Given exercise a
Write out the passage of the hailstorm account that starts at "Of the stones picked" and ends at "that time, however.", word for word.

Text to read
※ ※ ※

This was a part of a much larger severe weather outbreak in Missouri, Illinois, Indiana, Ohio & Kentucky with large hail, wind & tornadoes.  By today’s standards, this would have been a high-risk day for the Midwest.

The hailstones measured that day in Lafayette were the largest on record I have uncovered for the city, with records back to 1833.

June 30, 1877

Largest hailstones & most destructive hailstorm on record for the Lafayette area occurred in the late afternoon hours.

“Extraordinary hailstorm” lasting “5 minutes” pounds far eastside of present-day West Lafayette to Lafayette on this date with stones of ping-pong to softball-size. Though “the average size of the stones was between a hen’s & goose’s egg” (2-3” diameter). Damage was immense to trees, crops, gardens & structures. Some of the stones reportedly weighed one pound.

Of the stones picked up, examined by residents & measured, the following measurements were made:

St. Nicholas: 1.5” diameter = 6” circumference = weighed 3 oz.

Taylor’s Lumberyard: 2.25” diameter = 9” circumference = weighed 5 oz.

Picked up directly off main street: 4” wide & 5” long.

Some stones were “as large has half brick” in parts of the city.

All skylights in the city were busted & all greenhouses had their glass panes shattered. Almost every south & west side of every building had their window panes shattered. Southwest of the city on the Wea, goose egg hail was reported (3” diameter), but the hail at Stockwell was reportedly much smaller. The intense storm did not extend to much beyond the east side of the city limits at that time, however.

“Violent t’storms” occurred across eastern Missouri, Illinois, Indiana & Ohio with tornado east of St. Louis & one particularly devastating tornado in southeast Illinois & southwest Indiana.

※ ※ ※

[Annotated region listings]
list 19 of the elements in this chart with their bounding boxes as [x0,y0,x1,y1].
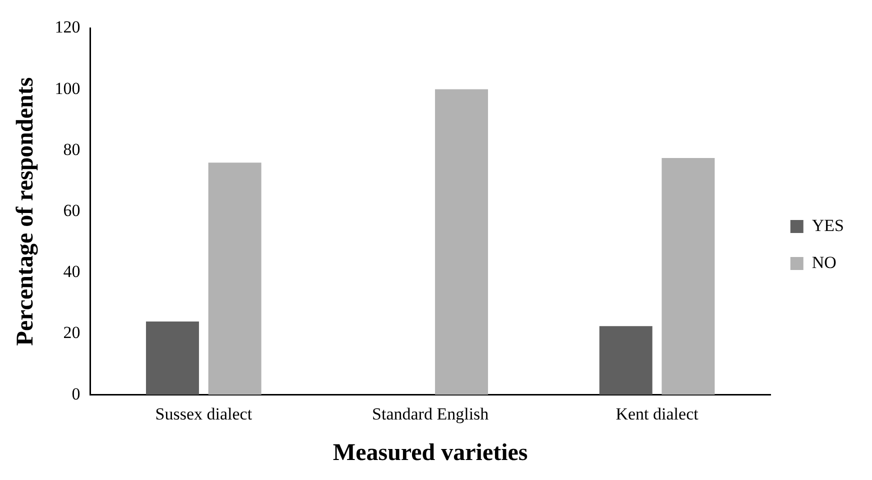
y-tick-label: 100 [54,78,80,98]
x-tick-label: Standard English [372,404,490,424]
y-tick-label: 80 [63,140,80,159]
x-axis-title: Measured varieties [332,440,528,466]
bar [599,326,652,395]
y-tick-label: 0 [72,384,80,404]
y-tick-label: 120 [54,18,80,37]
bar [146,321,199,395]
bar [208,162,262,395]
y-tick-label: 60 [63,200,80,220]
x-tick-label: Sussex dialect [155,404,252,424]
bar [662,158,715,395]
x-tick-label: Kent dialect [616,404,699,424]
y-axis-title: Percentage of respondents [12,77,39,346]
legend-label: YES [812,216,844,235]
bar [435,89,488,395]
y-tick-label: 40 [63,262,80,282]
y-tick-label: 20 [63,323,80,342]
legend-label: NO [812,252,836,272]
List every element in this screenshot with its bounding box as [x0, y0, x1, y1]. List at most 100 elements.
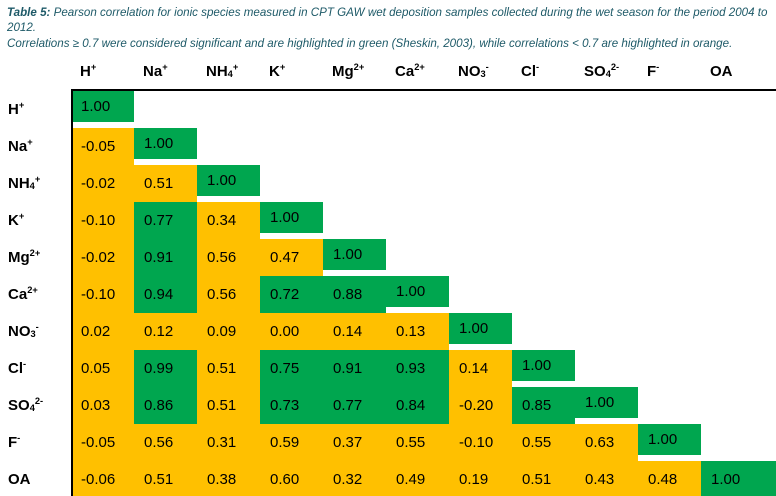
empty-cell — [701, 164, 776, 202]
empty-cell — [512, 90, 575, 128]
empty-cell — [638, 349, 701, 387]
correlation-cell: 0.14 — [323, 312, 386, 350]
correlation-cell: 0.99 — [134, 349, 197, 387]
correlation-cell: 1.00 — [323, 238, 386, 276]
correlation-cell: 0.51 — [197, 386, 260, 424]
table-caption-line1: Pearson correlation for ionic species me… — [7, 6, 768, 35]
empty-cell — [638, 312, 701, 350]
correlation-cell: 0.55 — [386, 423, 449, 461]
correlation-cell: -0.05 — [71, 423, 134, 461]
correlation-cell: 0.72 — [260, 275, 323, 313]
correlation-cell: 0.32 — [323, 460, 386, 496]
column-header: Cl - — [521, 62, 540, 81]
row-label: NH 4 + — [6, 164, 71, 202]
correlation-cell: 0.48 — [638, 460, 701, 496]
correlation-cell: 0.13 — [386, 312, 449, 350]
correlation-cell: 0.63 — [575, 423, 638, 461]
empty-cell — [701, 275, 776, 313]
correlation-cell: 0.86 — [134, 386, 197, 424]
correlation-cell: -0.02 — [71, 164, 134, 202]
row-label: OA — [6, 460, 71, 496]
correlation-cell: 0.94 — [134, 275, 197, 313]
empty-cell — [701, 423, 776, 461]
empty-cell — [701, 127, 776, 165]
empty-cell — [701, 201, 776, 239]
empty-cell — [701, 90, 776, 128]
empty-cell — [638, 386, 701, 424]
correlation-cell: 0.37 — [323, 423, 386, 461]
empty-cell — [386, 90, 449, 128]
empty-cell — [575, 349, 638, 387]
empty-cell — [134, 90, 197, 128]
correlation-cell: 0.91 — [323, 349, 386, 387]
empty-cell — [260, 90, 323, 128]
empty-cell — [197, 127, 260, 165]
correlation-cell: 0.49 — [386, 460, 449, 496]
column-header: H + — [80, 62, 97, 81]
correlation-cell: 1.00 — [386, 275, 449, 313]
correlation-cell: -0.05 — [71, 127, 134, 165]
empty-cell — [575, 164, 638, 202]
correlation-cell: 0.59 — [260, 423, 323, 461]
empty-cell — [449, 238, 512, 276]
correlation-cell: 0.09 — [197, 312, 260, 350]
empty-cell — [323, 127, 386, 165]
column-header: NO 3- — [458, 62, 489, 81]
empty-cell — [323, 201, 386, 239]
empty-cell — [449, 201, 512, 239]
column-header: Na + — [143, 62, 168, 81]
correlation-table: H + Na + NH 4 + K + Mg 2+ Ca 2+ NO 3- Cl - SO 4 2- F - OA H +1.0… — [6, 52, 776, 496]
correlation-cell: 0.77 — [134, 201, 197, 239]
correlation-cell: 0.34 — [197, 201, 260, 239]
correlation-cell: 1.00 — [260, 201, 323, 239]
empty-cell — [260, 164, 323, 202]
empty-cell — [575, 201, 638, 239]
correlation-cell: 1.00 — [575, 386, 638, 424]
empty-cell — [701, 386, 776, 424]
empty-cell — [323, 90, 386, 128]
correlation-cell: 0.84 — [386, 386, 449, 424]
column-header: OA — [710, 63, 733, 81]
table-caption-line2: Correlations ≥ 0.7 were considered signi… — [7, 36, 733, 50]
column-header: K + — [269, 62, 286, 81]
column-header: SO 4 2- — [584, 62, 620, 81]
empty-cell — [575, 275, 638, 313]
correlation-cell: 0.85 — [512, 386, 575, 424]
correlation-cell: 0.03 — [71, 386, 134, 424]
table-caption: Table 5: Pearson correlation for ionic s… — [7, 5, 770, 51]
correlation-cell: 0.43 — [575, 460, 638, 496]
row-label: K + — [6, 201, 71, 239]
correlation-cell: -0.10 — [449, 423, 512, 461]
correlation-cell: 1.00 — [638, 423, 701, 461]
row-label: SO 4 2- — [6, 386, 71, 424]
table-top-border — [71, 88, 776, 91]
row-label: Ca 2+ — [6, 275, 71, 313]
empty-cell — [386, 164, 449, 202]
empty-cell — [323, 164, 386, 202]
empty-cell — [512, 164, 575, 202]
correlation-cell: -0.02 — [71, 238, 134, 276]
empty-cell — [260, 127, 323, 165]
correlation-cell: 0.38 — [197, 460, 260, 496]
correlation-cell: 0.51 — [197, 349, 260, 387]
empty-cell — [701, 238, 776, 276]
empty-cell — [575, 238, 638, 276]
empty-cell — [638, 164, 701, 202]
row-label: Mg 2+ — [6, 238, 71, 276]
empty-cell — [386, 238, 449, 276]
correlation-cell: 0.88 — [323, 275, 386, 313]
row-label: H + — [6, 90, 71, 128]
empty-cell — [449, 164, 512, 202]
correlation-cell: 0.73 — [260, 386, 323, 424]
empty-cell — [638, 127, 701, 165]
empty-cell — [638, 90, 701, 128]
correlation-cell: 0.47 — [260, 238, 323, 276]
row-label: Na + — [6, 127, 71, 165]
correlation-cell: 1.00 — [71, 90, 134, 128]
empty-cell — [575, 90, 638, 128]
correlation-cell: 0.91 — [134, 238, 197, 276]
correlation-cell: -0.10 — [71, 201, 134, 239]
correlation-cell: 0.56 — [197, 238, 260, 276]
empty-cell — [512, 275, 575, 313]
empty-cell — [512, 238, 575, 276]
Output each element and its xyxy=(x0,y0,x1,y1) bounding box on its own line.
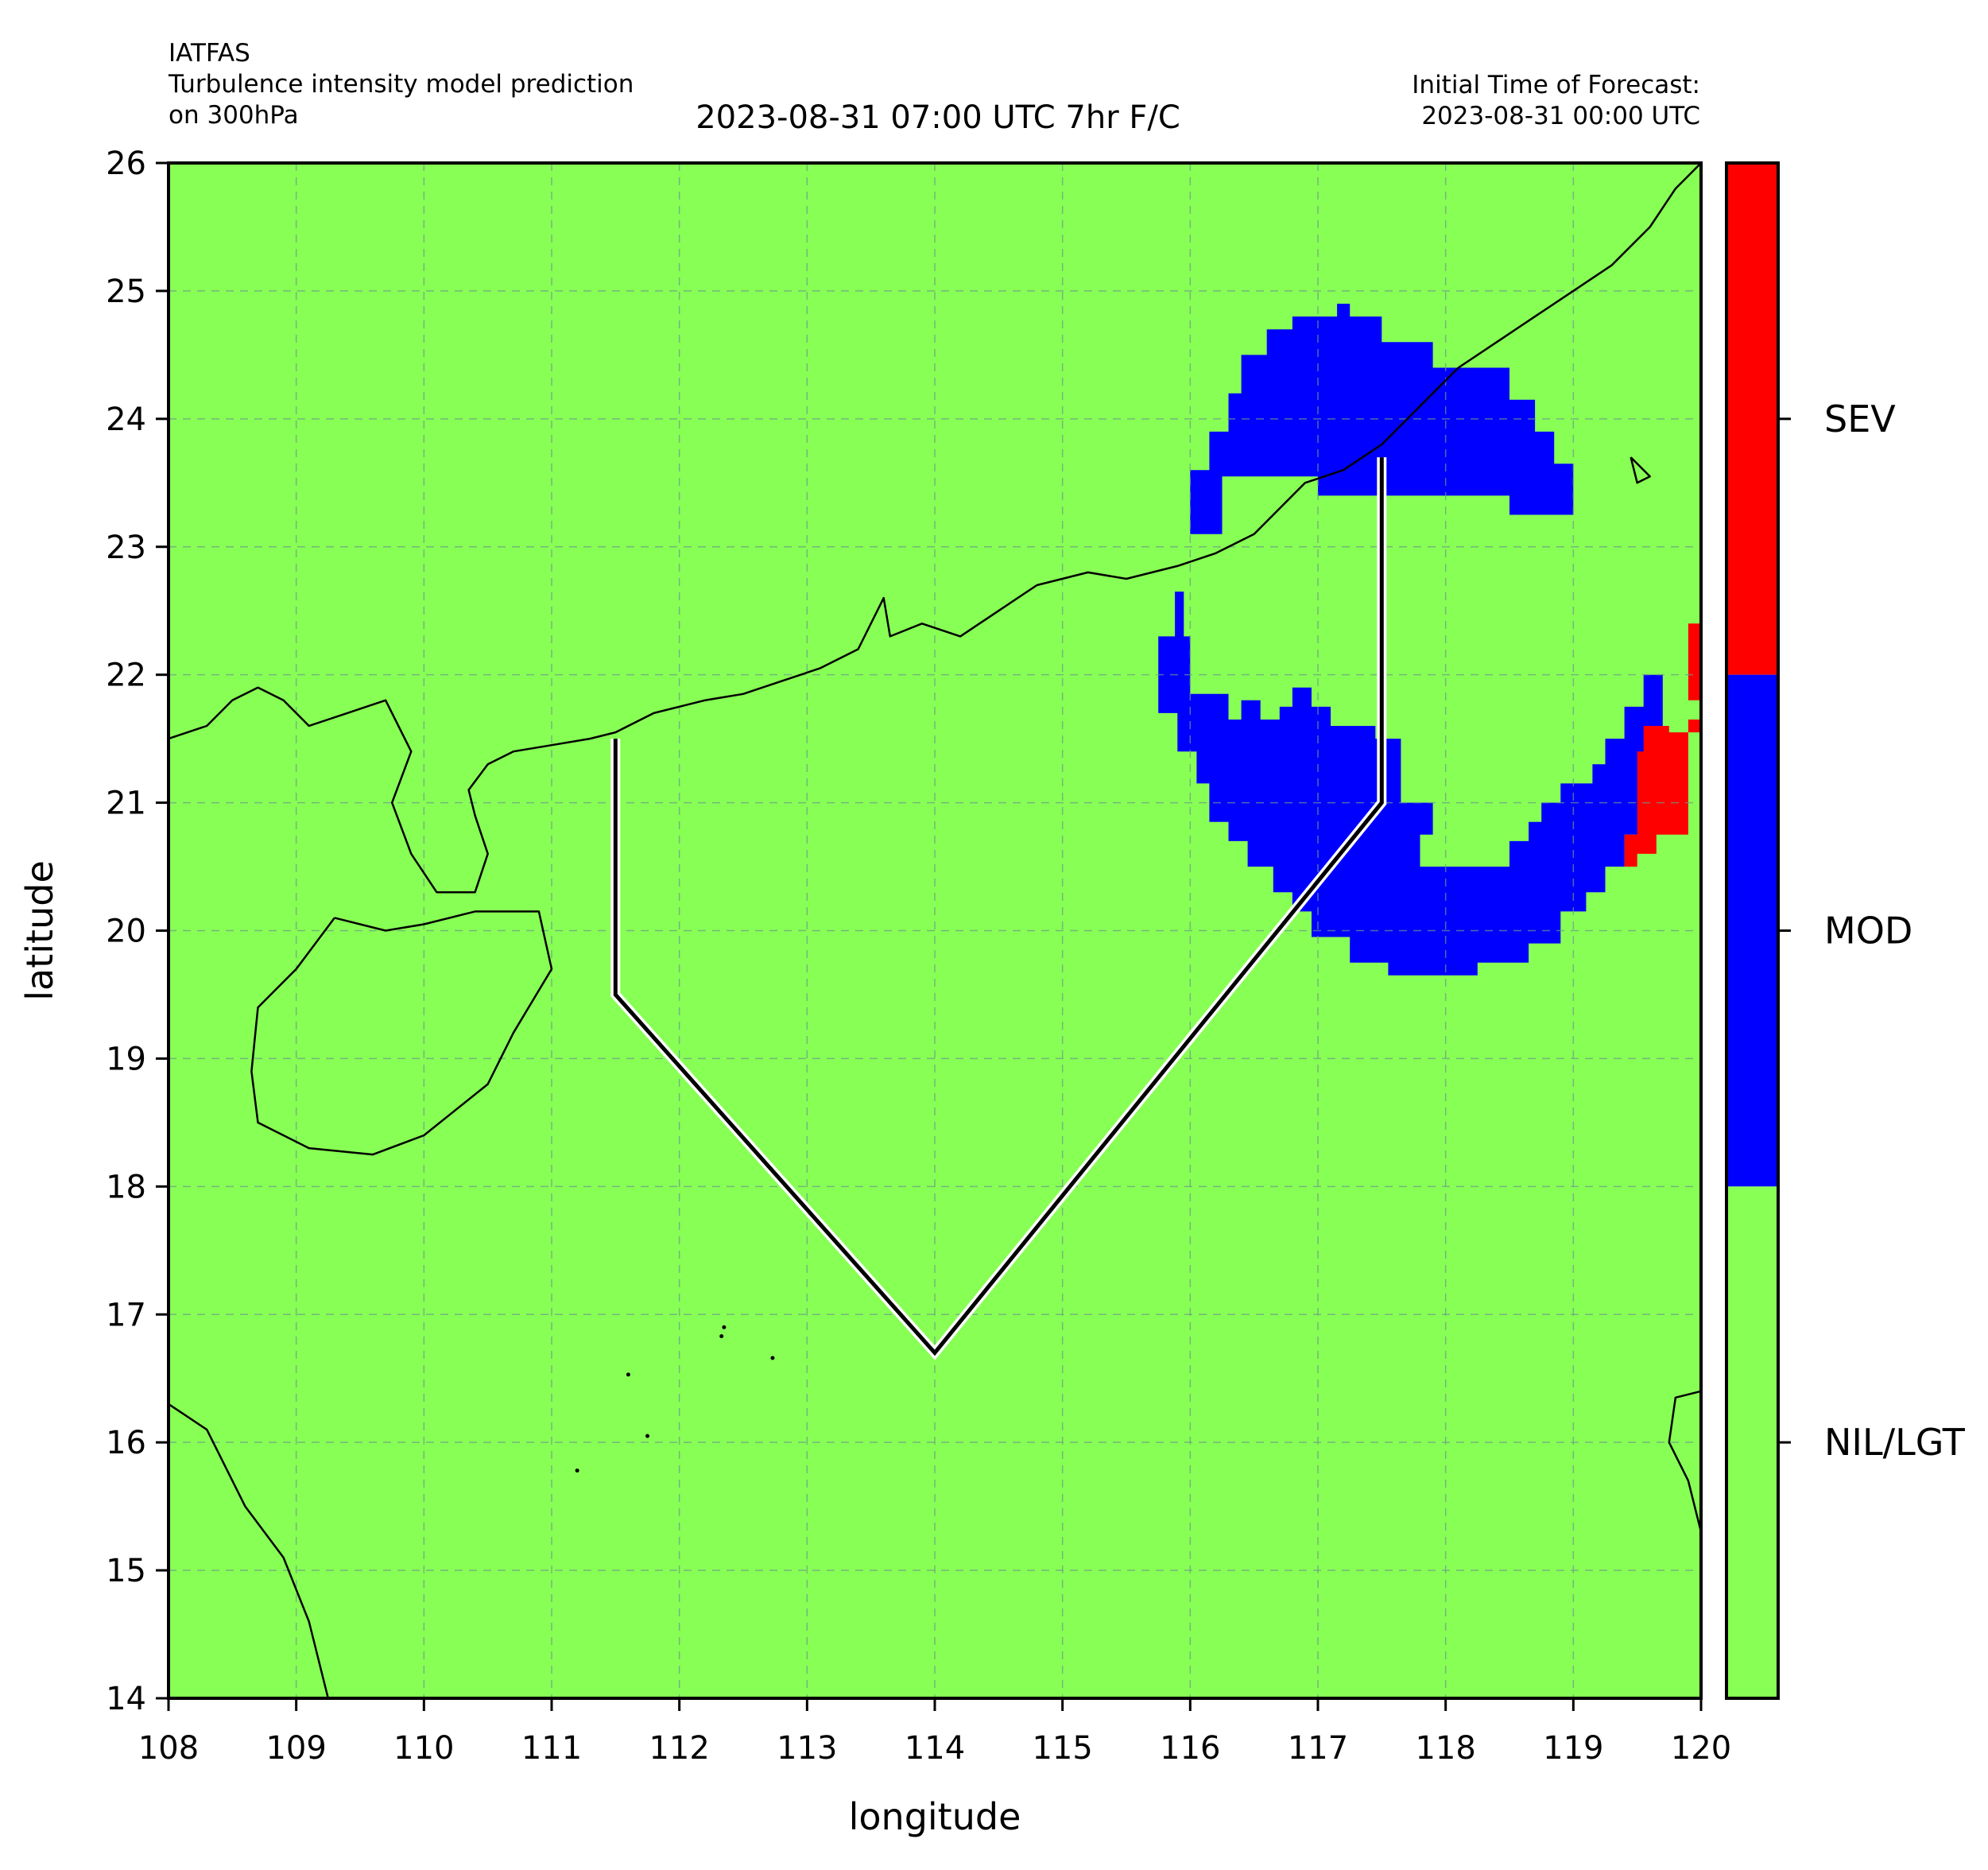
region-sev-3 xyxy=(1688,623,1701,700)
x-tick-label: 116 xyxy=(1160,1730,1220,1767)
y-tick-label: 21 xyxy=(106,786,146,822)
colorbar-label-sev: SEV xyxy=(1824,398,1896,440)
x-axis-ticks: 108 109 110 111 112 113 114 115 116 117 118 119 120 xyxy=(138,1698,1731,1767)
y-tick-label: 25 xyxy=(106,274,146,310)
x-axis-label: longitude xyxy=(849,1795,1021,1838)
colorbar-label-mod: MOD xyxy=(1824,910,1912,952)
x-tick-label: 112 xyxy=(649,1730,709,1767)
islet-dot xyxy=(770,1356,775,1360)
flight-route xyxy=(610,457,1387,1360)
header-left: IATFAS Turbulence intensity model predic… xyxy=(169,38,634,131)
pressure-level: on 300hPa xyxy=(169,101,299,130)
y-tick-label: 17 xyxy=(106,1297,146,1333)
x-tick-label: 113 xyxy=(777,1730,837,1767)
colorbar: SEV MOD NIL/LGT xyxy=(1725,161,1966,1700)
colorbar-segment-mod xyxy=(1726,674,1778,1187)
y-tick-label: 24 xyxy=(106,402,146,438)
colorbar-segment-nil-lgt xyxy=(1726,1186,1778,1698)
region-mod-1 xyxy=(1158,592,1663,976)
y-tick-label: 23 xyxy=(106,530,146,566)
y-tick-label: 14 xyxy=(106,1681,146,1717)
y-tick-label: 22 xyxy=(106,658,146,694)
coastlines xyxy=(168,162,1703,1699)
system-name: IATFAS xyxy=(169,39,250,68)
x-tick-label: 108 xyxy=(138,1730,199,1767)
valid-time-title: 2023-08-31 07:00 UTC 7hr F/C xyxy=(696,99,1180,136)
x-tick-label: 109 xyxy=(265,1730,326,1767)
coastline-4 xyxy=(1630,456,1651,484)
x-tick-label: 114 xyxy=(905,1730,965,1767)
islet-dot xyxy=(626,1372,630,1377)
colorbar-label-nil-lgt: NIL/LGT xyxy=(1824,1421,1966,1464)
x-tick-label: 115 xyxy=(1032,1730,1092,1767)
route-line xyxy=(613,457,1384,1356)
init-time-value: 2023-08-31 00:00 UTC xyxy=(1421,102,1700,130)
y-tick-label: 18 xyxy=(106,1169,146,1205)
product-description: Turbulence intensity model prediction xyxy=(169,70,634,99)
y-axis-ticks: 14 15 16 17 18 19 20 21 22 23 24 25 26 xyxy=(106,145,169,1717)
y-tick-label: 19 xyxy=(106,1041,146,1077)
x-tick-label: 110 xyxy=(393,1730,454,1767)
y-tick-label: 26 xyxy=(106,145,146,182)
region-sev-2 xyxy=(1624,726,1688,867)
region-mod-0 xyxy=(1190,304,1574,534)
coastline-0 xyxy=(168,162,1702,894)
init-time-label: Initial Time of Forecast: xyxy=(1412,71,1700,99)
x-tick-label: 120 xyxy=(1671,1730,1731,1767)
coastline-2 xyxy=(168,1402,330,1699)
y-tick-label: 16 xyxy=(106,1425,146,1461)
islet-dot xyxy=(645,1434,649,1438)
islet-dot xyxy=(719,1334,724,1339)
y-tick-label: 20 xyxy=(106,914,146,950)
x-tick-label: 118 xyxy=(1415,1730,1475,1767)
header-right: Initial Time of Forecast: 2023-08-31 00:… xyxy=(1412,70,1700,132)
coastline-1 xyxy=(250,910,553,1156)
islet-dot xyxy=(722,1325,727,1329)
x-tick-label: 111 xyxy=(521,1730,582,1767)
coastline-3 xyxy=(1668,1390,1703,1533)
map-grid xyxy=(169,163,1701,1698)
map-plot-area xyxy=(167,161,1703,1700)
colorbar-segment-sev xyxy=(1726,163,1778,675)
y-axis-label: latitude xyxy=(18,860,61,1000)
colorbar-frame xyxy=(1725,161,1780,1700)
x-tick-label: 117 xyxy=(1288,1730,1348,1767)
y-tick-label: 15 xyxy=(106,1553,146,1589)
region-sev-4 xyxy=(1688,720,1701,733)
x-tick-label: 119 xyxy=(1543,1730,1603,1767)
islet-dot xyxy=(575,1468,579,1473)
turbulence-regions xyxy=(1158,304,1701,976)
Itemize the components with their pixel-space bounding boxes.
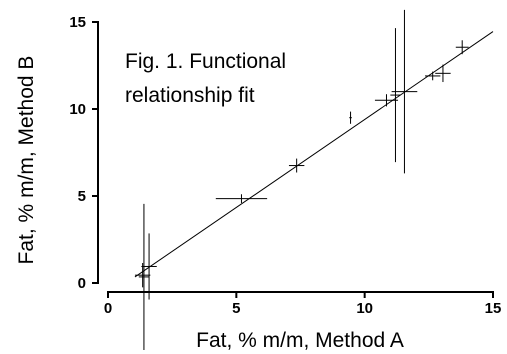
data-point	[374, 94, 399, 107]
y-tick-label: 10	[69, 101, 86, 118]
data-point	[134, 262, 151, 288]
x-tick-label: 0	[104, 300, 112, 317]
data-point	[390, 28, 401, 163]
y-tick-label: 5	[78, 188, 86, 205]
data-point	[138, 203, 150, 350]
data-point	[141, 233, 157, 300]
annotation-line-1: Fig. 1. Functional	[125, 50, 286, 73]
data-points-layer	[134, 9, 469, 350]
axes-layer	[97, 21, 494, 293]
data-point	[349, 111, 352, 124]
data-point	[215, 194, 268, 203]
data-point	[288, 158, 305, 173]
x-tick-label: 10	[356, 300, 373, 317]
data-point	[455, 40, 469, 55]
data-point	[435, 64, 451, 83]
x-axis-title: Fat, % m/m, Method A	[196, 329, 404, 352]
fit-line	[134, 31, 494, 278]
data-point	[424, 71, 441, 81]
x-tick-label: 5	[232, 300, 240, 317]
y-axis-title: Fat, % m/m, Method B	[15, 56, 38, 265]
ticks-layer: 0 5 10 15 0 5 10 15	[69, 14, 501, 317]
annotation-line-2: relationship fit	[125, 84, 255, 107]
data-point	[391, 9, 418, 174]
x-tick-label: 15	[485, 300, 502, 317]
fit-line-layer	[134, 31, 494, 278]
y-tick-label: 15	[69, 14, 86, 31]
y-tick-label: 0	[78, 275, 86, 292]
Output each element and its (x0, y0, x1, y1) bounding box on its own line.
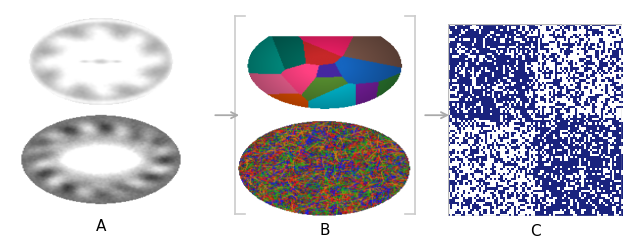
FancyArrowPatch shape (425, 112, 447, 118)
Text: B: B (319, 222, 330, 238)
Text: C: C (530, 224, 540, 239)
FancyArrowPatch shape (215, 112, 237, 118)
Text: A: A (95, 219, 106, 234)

※ ※ ※

Given exercise b
Please repeat the lines of the records word for word, starting at the line that contains "y-tick-label: 100 [54,78,80,98]" and ending at the line that contains "List every element", with both of those lines included.

Task output a
Of the stones picked up, examined by residents & measured, the following measurements were made:

St. Nicholas: 1.5” diameter = 6” circumference = weighed 3 oz.

Taylor’s Lumberyard: 2.25” diameter = 9” circumference = weighed 5 oz.

Picked up directly off main street: 4” wide & 5” long.

Some stones were “as large has half brick” in parts of the city.

All skylights in the city were busted & all greenhouses had their glass panes shattered. Almost every south & west side of every building had their window panes shattered. Southwest of the city on the Wea, goose egg hail was reported (3” diameter), but the hail at Stockwell was reportedly much smaller. The intense storm did not extend to much beyond the east side of the city limits at that time, however.

Task output b
y-tick-label: 100 [54,78,80,98]
x-tick-label: Standard English [372,404,490,424]
y-tick-label: 80 [63,140,80,159]
x-axis-title: Measured varieties [332,440,528,466]
bar [599,326,652,395]
y-tick-label: 0 [72,384,80,404]
y-tick-label: 120 [54,18,80,37]
bar [146,321,199,395]
bar [208,162,262,395]
y-tick-label: 60 [63,200,80,220]
x-tick-label: Sussex dialect [155,404,252,424]
bar [662,158,715,395]
x-tick-label: Kent dialect [616,404,699,424]
y-axis-title: Percentage of respondents [12,77,39,346]
legend-label: YES [812,216,844,235]
bar [435,89,488,395]
y-tick-label: 40 [63,262,80,282]
y-tick-label: 20 [63,323,80,342]
legend-label: NO [812,252,836,272]
List every element in this screenshot with its bounding box as [x0, y0, x1, y1]. List at most 100 elements.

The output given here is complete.